• Data excerpts
☆ ☆ ☆ ☆ ☆

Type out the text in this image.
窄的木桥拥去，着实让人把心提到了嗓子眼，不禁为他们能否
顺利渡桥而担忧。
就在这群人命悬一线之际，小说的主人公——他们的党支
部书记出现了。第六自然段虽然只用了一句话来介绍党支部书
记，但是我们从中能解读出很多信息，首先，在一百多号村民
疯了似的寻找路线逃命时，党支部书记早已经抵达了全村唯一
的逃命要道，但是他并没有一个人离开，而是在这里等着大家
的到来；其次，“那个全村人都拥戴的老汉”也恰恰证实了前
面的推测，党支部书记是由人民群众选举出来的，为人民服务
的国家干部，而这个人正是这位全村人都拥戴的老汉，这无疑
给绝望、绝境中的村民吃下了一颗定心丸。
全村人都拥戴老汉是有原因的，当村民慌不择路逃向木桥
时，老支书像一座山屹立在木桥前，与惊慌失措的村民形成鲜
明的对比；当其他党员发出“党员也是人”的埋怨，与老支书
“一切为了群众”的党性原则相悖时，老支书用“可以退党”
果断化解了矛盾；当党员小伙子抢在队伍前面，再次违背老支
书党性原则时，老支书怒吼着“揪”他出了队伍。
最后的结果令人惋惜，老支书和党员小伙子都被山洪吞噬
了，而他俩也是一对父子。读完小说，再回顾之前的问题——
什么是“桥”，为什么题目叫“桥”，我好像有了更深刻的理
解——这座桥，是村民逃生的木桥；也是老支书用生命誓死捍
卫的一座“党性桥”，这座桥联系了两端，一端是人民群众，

☆ ☆ ☆ ☆ ☆

• Given exercise
Your task is to transcribe the listing above in full, exactly as given.

• Written answer
Type out the text in this image.
窄的木桥拥去，着实让人把心提到了嗓子眼，不禁为他们能否
顺利渡桥而担忧。
就在这群人命悬一线之际，小说的主人公——他们的党支
部书记出现了。第六自然段虽然只用了一句话来介绍党支部书
记，但是我们从中能解读出很多信息，首先，在一百多号村民
疯了似的寻找路线逃命时，党支部书记早已经抵达了全村唯一
的逃命要道，但是他并没有一个人离开，而是在这里等着大家
的到来；其次，“那个全村人都拥戴的老汉”也恰恰证实了前
面的推测，党支部书记是由人民群众选举出来的，为人民服务
的国家干部，而这个人正是这位全村人都拥戴的老汉，这无疑
给绝望、绝境中的村民吃下了一颗定心丸。
全村人都拥戴老汉是有原因的，当村民慌不择路逃向木桥
时，老支书像一座山屹立在木桥前，与惊慌失措的村民形成鲜
明的对比；当其他党员发出“党员也是人”的埋怨，与老支书
“一切为了群众”的党性原则相悖时，老支书用“可以退党”
果断化解了矛盾；当党员小伙子抢在队伍前面，再次违背老支
书党性原则时，老支书怒吼着“揪”他出了队伍。
最后的结果令人惋惜，老支书和党员小伙子都被山洪吞噬
了，而他俩也是一对父子。读完小说，再回顾之前的问题——
什么是“桥”，为什么题目叫“桥”，我好像有了更深刻的理
解——这座桥，是村民逃生的木桥；也是老支书用生命誓死捍
卫的一座“党性桥”，这座桥联系了两端，一端是人民群众，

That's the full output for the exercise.